-------- EXTRACTED ENTRIES
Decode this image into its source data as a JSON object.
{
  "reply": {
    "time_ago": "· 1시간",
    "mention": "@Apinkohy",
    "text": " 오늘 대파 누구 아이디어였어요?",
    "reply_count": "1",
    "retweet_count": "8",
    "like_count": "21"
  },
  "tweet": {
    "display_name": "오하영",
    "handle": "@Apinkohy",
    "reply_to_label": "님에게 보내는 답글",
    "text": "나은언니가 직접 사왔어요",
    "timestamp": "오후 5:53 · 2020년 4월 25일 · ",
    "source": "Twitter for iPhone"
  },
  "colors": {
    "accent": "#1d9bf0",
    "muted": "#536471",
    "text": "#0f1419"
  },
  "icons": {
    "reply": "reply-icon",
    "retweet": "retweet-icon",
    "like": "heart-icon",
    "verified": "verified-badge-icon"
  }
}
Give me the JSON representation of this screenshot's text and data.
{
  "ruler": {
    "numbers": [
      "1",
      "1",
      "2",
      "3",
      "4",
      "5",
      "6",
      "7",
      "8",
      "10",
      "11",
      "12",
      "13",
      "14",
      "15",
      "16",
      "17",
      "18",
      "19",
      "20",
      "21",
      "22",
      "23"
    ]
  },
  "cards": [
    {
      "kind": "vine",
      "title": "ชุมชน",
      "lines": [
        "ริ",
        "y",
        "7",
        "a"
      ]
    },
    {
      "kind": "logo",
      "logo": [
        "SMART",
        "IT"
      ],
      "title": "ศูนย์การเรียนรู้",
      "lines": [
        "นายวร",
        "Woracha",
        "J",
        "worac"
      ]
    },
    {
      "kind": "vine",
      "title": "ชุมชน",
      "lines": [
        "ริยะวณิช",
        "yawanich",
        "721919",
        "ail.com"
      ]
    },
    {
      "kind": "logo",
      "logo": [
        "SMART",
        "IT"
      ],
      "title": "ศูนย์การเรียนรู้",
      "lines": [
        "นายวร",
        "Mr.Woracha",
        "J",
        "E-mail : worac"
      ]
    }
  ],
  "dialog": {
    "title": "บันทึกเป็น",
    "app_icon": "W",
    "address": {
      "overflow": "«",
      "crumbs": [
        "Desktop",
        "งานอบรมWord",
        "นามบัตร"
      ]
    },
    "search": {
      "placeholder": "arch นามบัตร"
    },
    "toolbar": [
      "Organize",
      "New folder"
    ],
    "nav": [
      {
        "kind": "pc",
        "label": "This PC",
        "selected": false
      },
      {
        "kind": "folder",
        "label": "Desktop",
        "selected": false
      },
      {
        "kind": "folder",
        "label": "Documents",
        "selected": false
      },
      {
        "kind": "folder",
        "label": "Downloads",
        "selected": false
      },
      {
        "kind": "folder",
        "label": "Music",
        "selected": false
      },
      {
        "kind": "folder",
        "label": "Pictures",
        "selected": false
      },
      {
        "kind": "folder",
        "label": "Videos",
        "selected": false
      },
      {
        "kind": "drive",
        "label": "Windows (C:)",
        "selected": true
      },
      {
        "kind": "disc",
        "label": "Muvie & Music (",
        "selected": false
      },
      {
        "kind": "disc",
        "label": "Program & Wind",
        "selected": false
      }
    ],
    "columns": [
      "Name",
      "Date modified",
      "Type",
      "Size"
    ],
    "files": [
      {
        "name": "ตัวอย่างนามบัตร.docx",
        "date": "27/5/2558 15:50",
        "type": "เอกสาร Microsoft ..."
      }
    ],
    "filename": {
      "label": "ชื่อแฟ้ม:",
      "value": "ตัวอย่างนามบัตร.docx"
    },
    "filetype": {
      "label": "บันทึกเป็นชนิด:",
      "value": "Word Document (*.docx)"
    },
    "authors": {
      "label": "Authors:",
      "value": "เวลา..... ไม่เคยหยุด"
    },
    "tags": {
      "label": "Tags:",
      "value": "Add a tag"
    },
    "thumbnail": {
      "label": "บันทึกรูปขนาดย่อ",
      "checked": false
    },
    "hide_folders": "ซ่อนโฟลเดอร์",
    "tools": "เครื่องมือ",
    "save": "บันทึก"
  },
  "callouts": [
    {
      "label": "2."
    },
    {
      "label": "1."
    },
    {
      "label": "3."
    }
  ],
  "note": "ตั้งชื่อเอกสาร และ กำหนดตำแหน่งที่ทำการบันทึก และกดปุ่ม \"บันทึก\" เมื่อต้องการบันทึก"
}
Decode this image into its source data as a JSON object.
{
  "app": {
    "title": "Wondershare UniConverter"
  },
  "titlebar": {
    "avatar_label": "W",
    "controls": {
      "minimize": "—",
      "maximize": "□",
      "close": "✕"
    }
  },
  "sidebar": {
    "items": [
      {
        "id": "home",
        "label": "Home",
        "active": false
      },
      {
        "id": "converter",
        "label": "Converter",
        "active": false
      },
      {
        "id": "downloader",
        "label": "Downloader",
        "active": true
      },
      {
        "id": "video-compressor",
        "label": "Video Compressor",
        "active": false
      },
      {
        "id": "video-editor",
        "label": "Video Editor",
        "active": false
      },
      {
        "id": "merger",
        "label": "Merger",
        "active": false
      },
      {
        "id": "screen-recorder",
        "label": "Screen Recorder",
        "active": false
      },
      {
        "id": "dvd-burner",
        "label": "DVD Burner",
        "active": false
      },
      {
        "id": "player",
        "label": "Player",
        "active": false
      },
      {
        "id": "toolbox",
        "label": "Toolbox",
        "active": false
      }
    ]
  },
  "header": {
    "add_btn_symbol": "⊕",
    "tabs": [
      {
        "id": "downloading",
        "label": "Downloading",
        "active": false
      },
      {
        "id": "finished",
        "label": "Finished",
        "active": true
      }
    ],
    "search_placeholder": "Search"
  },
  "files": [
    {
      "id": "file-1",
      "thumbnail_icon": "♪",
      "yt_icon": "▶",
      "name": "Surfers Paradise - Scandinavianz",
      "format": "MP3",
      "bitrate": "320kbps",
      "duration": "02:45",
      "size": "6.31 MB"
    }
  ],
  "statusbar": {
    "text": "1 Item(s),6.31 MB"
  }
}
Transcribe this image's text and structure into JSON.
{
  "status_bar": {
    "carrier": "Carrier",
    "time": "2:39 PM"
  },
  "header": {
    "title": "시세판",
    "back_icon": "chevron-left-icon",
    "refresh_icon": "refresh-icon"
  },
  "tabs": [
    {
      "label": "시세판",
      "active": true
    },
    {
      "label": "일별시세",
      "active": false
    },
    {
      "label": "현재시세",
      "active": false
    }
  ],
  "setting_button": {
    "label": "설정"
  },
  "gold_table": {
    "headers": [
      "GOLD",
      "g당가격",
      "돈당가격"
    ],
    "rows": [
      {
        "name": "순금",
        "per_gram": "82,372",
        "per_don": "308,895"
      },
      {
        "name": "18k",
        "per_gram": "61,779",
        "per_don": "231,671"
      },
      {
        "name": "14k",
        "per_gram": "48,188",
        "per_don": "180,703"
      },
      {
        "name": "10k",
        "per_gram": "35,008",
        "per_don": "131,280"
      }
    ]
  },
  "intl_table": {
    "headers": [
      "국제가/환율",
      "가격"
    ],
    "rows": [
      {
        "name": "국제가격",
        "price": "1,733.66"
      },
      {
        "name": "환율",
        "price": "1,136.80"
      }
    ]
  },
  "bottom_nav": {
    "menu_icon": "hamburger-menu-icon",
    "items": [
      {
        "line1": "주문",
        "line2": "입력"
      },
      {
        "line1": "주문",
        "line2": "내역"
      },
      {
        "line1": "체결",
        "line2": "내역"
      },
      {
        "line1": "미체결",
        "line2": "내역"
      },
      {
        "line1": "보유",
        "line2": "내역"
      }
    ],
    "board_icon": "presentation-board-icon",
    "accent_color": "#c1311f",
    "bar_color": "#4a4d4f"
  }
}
----------------
Return every record above exactly as it appears.

» **THE RESULT**
Decode this image into its source data as a JSON object.
{
  "reply": {
    "time_ago": "· 1시간",
    "mention": "@Apinkohy",
    "text": " 오늘 대파 누구 아이디어였어요?",
    "reply_count": "1",
    "retweet_count": "8",
    "like_count": "21"
  },
  "tweet": {
    "display_name": "오하영",
    "handle": "@Apinkohy",
    "reply_to_label": "님에게 보내는 답글",
    "text": "나은언니가 직접 사왔어요",
    "timestamp": "오후 5:53 · 2020년 4월 25일 · ",
    "source": "Twitter for iPhone"
  },
  "colors": {
    "accent": "#1d9bf0",
    "muted": "#536471",
    "text": "#0f1419"
  },
  "icons": {
    "reply": "reply-icon",
    "retweet": "retweet-icon",
    "like": "heart-icon",
    "verified": "verified-badge-icon"
  }
}
Give me the JSON representation of this screenshot's text and data.
{
  "ruler": {
    "numbers": [
      "1",
      "1",
      "2",
      "3",
      "4",
      "5",
      "6",
      "7",
      "8",
      "10",
      "11",
      "12",
      "13",
      "14",
      "15",
      "16",
      "17",
      "18",
      "19",
      "20",
      "21",
      "22",
      "23"
    ]
  },
  "cards": [
    {
      "kind": "vine",
      "title": "ชุมชน",
      "lines": [
        "ริ",
        "y",
        "7",
        "a"
      ]
    },
    {
      "kind": "logo",
      "logo": [
        "SMART",
        "IT"
      ],
      "title": "ศูนย์การเรียนรู้",
      "lines": [
        "นายวร",
        "Woracha",
        "J",
        "worac"
      ]
    },
    {
      "kind": "vine",
      "title": "ชุมชน",
      "lines": [
        "ริยะวณิช",
        "yawanich",
        "721919",
        "ail.com"
      ]
    },
    {
      "kind": "logo",
      "logo": [
        "SMART",
        "IT"
      ],
      "title": "ศูนย์การเรียนรู้",
      "lines": [
        "นายวร",
        "Mr.Woracha",
        "J",
        "E-mail : worac"
      ]
    }
  ],
  "dialog": {
    "title": "บันทึกเป็น",
    "app_icon": "W",
    "address": {
      "overflow": "«",
      "crumbs": [
        "Desktop",
        "งานอบรมWord",
        "นามบัตร"
      ]
    },
    "search": {
      "placeholder": "arch นามบัตร"
    },
    "toolbar": [
      "Organize",
      "New folder"
    ],
    "nav": [
      {
        "kind": "pc",
        "label": "This PC",
        "selected": false
      },
      {
        "kind": "folder",
        "label": "Desktop",
        "selected": false
      },
      {
        "kind": "folder",
        "label": "Documents",
        "selected": false
      },
      {
        "kind": "folder",
        "label": "Downloads",
        "selected": false
      },
      {
        "kind": "folder",
        "label": "Music",
        "selected": false
      },
      {
        "kind": "folder",
        "label": "Pictures",
        "selected": false
      },
      {
        "kind": "folder",
        "label": "Videos",
        "selected": false
      },
      {
        "kind": "drive",
        "label": "Windows (C:)",
        "selected": true
      },
      {
        "kind": "disc",
        "label": "Muvie & Music (",
        "selected": false
      },
      {
        "kind": "disc",
        "label": "Program & Wind",
        "selected": false
      }
    ],
    "columns": [
      "Name",
      "Date modified",
      "Type",
      "Size"
    ],
    "files": [
      {
        "name": "ตัวอย่างนามบัตร.docx",
        "date": "27/5/2558 15:50",
        "type": "เอกสาร Microsoft ..."
      }
    ],
    "filename": {
      "label": "ชื่อแฟ้ม:",
      "value": "ตัวอย่างนามบัตร.docx"
    },
    "filetype": {
      "label": "บันทึกเป็นชนิด:",
      "value": "Word Document (*.docx)"
    },
    "authors": {
      "label": "Authors:",
      "value": "เวลา..... ไม่เคยหยุด"
    },
    "tags": {
      "label": "Tags:",
      "value": "Add a tag"
    },
    "thumbnail": {
      "label": "บันทึกรูปขนาดย่อ",
      "checked": false
    },
    "hide_folders": "ซ่อนโฟลเดอร์",
    "tools": "เครื่องมือ",
    "save": "บันทึก"
  },
  "callouts": [
    {
      "label": "2."
    },
    {
      "label": "1."
    },
    {
      "label": "3."
    }
  ],
  "note": "ตั้งชื่อเอกสาร และ กำหนดตำแหน่งที่ทำการบันทึก และกดปุ่ม \"บันทึก\" เมื่อต้องการบันทึก"
}
Decode this image into its source data as a JSON object.
{
  "app": {
    "title": "Wondershare UniConverter"
  },
  "titlebar": {
    "avatar_label": "W",
    "controls": {
      "minimize": "—",
      "maximize": "□",
      "close": "✕"
    }
  },
  "sidebar": {
    "items": [
      {
        "id": "home",
        "label": "Home",
        "active": false
      },
      {
        "id": "converter",
        "label": "Converter",
        "active": false
      },
      {
        "id": "downloader",
        "label": "Downloader",
        "active": true
      },
      {
        "id": "video-compressor",
        "label": "Video Compressor",
        "active": false
      },
      {
        "id": "video-editor",
        "label": "Video Editor",
        "active": false
      },
      {
        "id": "merger",
        "label": "Merger",
        "active": false
      },
      {
        "id": "screen-recorder",
        "label": "Screen Recorder",
        "active": false
      },
      {
        "id": "dvd-burner",
        "label": "DVD Burner",
        "active": false
      },
      {
        "id": "player",
        "label": "Player",
        "active": false
      },
      {
        "id": "toolbox",
        "label": "Toolbox",
        "active": false
      }
    ]
  },
  "header": {
    "add_btn_symbol": "⊕",
    "tabs": [
      {
        "id": "downloading",
        "label": "Downloading",
        "active": false
      },
      {
        "id": "finished",
        "label": "Finished",
        "active": true
      }
    ],
    "search_placeholder": "Search"
  },
  "files": [
    {
      "id": "file-1",
      "thumbnail_icon": "♪",
      "yt_icon": "▶",
      "name": "Surfers Paradise - Scandinavianz",
      "format": "MP3",
      "bitrate": "320kbps",
      "duration": "02:45",
      "size": "6.31 MB"
    }
  ],
  "statusbar": {
    "text": "1 Item(s),6.31 MB"
  }
}
Transcribe this image's text and structure into JSON.
{
  "status_bar": {
    "carrier": "Carrier",
    "time": "2:39 PM"
  },
  "header": {
    "title": "시세판",
    "back_icon": "chevron-left-icon",
    "refresh_icon": "refresh-icon"
  },
  "tabs": [
    {
      "label": "시세판",
      "active": true
    },
    {
      "label": "일별시세",
      "active": false
    },
    {
      "label": "현재시세",
      "active": false
    }
  ],
  "setting_button": {
    "label": "설정"
  },
  "gold_table": {
    "headers": [
      "GOLD",
      "g당가격",
      "돈당가격"
    ],
    "rows": [
      {
        "name": "순금",
        "per_gram": "82,372",
        "per_don": "308,895"
      },
      {
        "name": "18k",
        "per_gram": "61,779",
        "per_don": "231,671"
      },
      {
        "name": "14k",
        "per_gram": "48,188",
        "per_don": "180,703"
      },
      {
        "name": "10k",
        "per_gram": "35,008",
        "per_don": "131,280"
      }
    ]
  },
  "intl_table": {
    "headers": [
      "국제가/환율",
      "가격"
    ],
    "rows": [
      {
        "name": "국제가격",
        "price": "1,733.66"
      },
      {
        "name": "환율",
        "price": "1,136.80"
      }
    ]
  },
  "bottom_nav": {
    "menu_icon": "hamburger-menu-icon",
    "items": [
      {
        "line1": "주문",
        "line2": "입력"
      },
      {
        "line1": "주문",
        "line2": "내역"
      },
      {
        "line1": "체결",
        "line2": "내역"
      },
      {
        "line1": "미체결",
        "line2": "내역"
      },
      {
        "line1": "보유",
        "line2": "내역"
      }
    ],
    "board_icon": "presentation-board-icon",
    "accent_color": "#c1311f",
    "bar_color": "#4a4d4f"
  }
}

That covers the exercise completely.